** START OF Data for the task **
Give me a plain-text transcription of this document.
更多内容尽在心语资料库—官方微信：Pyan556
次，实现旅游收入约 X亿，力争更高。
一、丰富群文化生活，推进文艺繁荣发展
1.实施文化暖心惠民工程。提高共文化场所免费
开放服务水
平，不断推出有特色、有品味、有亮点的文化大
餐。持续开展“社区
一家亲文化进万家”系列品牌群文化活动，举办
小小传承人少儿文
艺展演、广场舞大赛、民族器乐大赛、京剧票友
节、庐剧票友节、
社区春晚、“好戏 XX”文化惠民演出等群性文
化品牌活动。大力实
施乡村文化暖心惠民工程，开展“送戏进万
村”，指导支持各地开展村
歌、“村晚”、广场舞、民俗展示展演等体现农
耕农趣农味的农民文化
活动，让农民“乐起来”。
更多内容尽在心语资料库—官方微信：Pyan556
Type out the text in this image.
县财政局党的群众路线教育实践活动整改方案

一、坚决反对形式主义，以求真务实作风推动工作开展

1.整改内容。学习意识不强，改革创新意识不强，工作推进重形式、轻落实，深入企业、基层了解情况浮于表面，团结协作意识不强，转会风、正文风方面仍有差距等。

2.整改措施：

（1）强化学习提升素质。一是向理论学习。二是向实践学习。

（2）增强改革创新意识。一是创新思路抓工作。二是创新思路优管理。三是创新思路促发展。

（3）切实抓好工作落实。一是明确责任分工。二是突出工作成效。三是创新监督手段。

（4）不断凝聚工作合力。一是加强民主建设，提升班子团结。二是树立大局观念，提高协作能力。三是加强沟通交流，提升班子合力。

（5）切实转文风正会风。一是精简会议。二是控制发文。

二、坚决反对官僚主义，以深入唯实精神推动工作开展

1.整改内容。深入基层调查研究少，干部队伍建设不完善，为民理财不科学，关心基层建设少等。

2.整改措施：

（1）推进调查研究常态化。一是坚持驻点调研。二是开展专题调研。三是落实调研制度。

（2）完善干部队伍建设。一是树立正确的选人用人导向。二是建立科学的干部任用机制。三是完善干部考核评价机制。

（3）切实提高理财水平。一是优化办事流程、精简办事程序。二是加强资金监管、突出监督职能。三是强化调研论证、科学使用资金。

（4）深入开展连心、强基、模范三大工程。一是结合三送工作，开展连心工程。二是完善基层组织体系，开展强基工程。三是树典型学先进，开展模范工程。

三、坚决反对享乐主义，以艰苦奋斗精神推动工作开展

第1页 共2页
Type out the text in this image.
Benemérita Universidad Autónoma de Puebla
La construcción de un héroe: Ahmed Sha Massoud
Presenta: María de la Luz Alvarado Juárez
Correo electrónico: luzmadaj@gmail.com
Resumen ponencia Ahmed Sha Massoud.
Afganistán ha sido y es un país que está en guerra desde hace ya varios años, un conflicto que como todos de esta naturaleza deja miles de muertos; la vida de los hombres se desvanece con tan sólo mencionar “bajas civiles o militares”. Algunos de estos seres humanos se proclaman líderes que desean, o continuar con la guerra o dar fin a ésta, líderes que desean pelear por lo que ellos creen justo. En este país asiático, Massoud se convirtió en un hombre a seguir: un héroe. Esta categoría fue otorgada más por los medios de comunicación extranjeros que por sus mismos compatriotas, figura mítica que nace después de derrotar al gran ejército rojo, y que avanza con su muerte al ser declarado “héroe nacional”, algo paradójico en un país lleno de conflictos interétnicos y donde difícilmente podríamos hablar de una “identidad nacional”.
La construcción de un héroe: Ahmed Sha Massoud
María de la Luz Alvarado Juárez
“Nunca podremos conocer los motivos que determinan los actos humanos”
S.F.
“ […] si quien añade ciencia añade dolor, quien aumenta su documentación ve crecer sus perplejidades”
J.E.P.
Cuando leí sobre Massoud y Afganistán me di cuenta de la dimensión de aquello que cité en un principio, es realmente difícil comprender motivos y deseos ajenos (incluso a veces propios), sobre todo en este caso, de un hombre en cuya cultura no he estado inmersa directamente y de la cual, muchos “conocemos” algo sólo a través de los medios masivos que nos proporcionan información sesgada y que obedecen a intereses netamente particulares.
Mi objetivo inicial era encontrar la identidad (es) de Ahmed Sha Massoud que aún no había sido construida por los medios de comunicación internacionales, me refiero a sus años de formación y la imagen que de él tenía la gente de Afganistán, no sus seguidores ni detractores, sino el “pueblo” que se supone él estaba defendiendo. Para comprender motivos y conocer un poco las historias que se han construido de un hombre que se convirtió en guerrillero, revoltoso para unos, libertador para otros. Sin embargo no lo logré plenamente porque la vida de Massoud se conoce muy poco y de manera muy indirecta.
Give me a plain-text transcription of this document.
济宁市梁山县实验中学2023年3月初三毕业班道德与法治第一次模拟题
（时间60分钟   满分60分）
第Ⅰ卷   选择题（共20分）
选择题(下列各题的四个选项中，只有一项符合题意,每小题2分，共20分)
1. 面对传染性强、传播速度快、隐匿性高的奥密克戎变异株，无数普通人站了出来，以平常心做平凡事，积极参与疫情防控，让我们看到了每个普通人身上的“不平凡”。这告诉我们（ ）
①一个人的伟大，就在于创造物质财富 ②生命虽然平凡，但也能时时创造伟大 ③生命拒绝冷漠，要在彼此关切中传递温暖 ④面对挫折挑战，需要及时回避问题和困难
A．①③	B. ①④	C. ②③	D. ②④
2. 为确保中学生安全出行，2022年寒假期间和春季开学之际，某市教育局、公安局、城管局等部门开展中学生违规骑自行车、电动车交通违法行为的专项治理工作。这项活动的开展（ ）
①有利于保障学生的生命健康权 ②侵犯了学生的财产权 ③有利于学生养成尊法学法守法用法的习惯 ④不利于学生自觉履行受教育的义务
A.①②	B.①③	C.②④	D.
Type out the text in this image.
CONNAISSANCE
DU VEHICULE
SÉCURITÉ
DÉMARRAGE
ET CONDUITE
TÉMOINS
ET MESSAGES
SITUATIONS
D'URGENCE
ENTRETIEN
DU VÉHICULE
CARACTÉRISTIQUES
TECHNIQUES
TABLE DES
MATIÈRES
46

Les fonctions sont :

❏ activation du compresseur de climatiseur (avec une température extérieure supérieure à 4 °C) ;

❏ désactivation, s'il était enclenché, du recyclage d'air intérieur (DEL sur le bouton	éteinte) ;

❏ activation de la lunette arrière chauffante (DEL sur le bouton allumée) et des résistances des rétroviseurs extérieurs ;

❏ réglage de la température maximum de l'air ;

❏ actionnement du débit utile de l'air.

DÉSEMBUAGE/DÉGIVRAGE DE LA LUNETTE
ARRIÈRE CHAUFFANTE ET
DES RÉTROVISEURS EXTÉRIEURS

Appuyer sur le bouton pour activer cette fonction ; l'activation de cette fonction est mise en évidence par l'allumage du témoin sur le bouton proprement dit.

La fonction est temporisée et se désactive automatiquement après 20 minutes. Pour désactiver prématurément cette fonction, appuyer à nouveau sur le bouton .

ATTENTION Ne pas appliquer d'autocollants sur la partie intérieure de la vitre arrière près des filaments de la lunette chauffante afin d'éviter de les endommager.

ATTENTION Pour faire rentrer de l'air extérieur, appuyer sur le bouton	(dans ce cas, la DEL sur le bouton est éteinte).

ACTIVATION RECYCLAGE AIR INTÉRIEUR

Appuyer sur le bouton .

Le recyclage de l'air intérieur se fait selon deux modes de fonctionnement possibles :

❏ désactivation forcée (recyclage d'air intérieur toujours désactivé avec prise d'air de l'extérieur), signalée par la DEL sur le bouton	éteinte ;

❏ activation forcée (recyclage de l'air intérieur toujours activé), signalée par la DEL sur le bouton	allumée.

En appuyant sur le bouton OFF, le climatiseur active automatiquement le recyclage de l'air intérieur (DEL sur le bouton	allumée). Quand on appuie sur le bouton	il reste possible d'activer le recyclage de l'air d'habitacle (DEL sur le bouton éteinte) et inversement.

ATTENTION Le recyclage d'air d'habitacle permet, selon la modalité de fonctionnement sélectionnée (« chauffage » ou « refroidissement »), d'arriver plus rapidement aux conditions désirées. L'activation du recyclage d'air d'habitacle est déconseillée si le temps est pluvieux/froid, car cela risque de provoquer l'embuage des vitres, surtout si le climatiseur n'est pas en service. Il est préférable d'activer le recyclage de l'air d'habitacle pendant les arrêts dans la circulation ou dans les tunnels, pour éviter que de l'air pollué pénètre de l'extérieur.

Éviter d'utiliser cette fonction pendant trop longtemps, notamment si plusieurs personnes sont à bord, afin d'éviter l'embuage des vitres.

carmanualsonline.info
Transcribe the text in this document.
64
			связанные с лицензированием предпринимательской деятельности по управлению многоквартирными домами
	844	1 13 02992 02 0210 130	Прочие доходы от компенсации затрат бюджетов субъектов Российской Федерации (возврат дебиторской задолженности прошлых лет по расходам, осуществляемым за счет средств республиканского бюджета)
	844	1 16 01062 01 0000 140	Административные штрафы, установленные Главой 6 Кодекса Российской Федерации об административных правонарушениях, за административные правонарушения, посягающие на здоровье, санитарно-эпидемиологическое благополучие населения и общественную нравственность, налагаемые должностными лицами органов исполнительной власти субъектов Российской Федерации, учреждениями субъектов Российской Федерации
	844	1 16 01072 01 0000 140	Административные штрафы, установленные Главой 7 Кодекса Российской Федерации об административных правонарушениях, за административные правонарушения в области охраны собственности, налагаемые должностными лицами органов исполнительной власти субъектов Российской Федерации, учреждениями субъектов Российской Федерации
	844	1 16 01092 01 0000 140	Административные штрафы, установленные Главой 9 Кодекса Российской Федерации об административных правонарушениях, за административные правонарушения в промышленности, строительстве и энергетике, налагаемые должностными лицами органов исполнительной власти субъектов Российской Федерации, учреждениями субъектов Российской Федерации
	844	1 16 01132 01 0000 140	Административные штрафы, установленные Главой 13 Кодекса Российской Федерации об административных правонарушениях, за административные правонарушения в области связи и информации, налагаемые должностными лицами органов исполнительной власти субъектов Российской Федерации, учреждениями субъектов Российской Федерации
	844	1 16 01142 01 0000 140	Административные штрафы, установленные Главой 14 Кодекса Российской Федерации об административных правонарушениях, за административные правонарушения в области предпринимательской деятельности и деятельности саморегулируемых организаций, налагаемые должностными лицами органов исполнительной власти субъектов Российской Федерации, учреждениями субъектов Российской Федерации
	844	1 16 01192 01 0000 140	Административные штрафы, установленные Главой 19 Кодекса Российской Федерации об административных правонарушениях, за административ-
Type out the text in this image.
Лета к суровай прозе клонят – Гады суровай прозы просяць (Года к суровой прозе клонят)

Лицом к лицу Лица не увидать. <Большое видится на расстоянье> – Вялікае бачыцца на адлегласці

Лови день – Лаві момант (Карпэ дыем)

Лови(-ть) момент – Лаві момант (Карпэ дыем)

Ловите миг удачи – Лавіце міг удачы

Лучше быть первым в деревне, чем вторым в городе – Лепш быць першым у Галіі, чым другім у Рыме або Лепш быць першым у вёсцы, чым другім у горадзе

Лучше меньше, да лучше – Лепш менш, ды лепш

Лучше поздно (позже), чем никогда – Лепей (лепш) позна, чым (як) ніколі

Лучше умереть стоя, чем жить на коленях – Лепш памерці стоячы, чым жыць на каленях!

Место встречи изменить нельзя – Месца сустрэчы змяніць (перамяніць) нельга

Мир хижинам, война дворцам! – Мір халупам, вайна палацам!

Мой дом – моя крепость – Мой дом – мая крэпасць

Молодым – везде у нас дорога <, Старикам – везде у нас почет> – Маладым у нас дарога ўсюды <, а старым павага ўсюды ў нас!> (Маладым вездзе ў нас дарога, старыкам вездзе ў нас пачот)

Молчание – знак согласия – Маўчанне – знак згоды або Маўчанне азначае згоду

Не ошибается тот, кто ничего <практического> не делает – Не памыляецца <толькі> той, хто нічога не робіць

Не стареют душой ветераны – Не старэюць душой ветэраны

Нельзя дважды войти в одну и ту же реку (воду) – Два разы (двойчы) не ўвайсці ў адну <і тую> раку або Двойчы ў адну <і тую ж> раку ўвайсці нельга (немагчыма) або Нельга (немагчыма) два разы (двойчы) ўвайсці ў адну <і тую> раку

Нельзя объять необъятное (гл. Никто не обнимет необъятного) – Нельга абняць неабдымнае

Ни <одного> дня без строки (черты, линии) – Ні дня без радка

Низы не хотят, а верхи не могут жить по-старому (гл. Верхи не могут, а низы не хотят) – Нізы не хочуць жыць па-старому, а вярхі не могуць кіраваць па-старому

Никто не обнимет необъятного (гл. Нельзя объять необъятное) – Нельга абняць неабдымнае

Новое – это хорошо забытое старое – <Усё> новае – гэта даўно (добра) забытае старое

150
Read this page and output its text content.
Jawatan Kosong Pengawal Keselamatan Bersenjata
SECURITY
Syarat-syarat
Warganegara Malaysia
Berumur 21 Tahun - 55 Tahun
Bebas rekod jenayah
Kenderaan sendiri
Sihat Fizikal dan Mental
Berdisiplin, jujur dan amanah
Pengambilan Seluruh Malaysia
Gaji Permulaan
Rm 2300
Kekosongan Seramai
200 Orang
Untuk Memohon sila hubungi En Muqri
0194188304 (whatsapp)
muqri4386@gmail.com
** END OF Data for the task **
> [Exercise]
Return each line among the entries that holds the word "signalée".

> [Complete answer]
❏ désactivation forcée (recyclage d'air intérieur toujours désactivé avec prise d'air de l'extérieur), signalée par la DEL sur le bouton	éteinte ;
❏ activation forcée (recyclage de l'air intérieur toujours activé), signalée par la DEL sur le bouton	allumée.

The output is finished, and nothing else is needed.